Exercise description ▸
Copy every line of the data that includes the string "ПРЕЛЮДИЯ".

──────── Records supplied ────────

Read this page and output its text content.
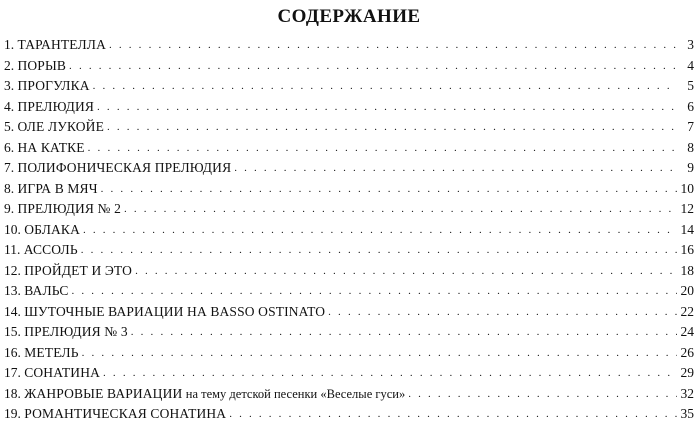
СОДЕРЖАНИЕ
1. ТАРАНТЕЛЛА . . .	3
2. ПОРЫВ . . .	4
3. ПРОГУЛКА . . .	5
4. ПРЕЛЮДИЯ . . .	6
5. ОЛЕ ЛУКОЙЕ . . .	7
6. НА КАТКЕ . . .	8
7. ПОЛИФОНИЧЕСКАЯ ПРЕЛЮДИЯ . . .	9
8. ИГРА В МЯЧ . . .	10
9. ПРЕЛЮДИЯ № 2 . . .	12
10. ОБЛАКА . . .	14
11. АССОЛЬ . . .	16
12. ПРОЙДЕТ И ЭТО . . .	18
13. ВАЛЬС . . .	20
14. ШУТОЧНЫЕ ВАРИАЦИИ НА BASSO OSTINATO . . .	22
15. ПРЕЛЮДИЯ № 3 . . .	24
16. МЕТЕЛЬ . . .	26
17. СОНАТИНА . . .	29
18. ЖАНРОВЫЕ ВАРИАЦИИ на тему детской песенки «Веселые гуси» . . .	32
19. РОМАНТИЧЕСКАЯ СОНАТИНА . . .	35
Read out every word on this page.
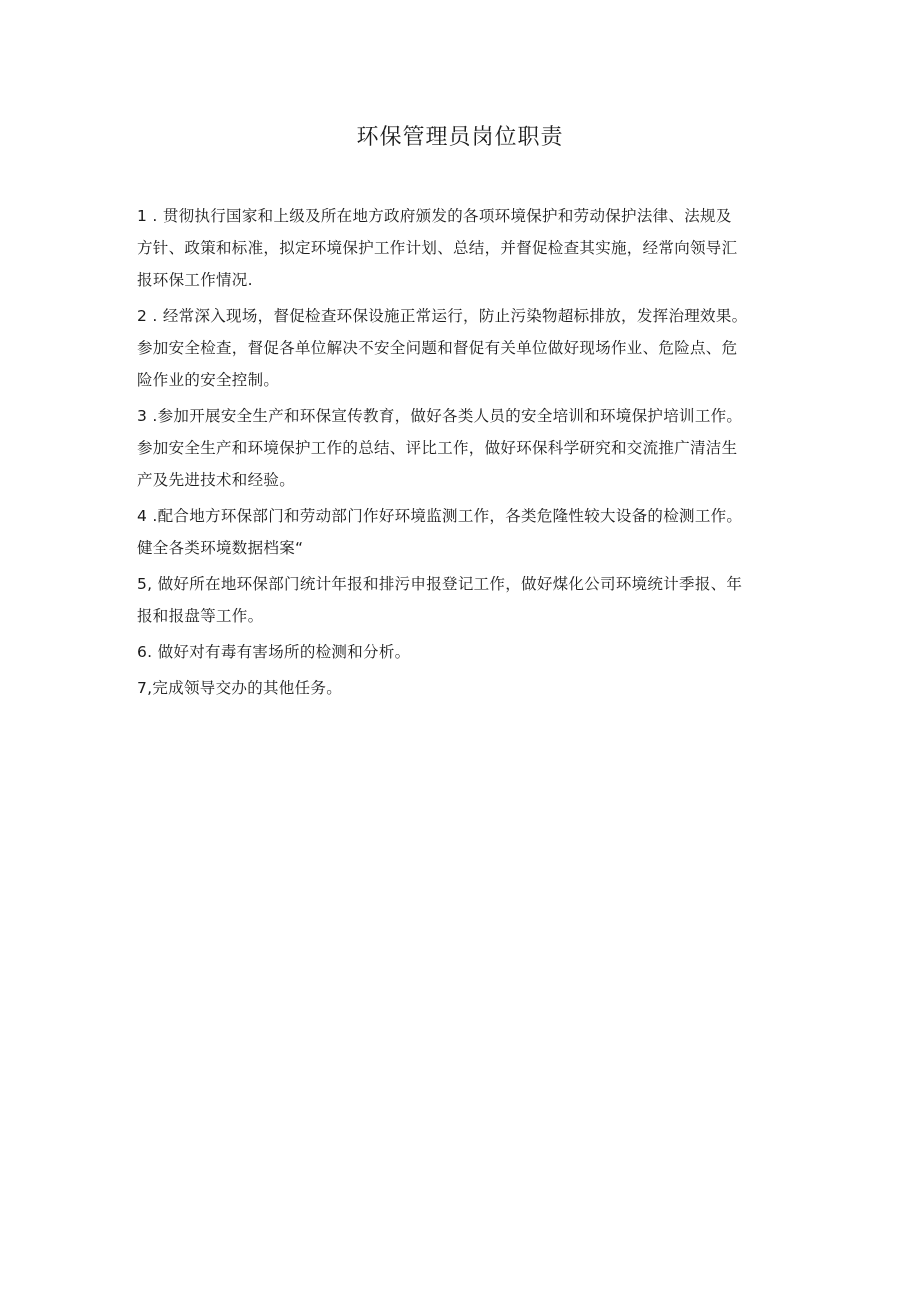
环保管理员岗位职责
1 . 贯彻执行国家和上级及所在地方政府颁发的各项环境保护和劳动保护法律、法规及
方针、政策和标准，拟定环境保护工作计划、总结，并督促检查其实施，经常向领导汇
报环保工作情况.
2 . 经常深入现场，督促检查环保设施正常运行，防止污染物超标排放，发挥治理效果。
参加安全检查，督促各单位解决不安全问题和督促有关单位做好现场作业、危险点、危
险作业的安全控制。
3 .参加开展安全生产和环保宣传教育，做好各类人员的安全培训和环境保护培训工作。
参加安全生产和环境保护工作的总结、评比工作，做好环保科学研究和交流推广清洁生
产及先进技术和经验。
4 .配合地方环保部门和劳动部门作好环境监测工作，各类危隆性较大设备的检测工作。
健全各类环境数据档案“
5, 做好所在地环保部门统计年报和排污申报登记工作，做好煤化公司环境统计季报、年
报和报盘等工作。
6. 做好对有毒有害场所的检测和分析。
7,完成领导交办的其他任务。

────────

Output for this task ▸
4. ПРЕЛЮДИЯ . . .	6
7. ПОЛИФОНИЧЕСКАЯ ПРЕЛЮДИЯ . . .	9
9. ПРЕЛЮДИЯ № 2 . . .	12
15. ПРЕЛЮДИЯ № 3 . . .	24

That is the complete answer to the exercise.